● Work to be completed: Pictures do not belong in the copy, so please give every entry below again exactly.

Extracted records

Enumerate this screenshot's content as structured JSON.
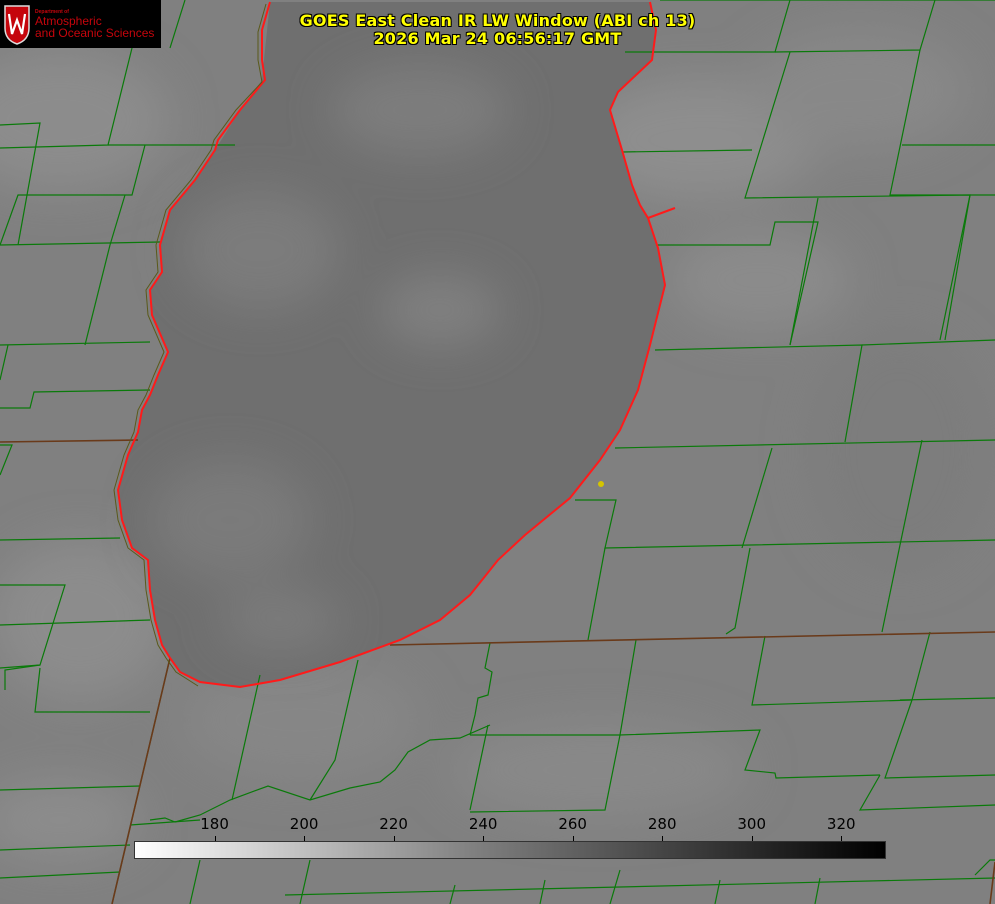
{
  "title": {
    "line1": "GOES East Clean IR LW Window (ABI ch 13)",
    "line2": "2026 Mar 24 06:56:17 GMT"
  },
  "logo": {
    "dept": "Department of",
    "line1": "Atmospheric",
    "line2": "and Oceanic Sciences",
    "color": "#c5050c"
  },
  "colors": {
    "title": "#ffff00",
    "county_lines": "#0a7a0a",
    "shoreline": "#ff1a1a",
    "marker": "#d4c400"
  },
  "colorbar": {
    "ticks": [
      180,
      200,
      220,
      240,
      260,
      280,
      300,
      320
    ],
    "range": [
      162,
      330
    ]
  }
}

● Written answer:
Enumerate this screenshot's content as structured JSON.
{
  "title": {
    "line1": "GOES East Clean IR LW Window (ABI ch 13)",
    "line2": "2026 Mar 24 06:56:17 GMT"
  },
  "logo": {
    "dept": "Department of",
    "line1": "Atmospheric",
    "line2": "and Oceanic Sciences",
    "color": "#c5050c"
  },
  "colors": {
    "title": "#ffff00",
    "county_lines": "#0a7a0a",
    "shoreline": "#ff1a1a",
    "marker": "#d4c400"
  },
  "colorbar": {
    "ticks": [
      180,
      200,
      220,
      240,
      260,
      280,
      300,
      320
    ],
    "range": [
      162,
      330
    ]
  }
}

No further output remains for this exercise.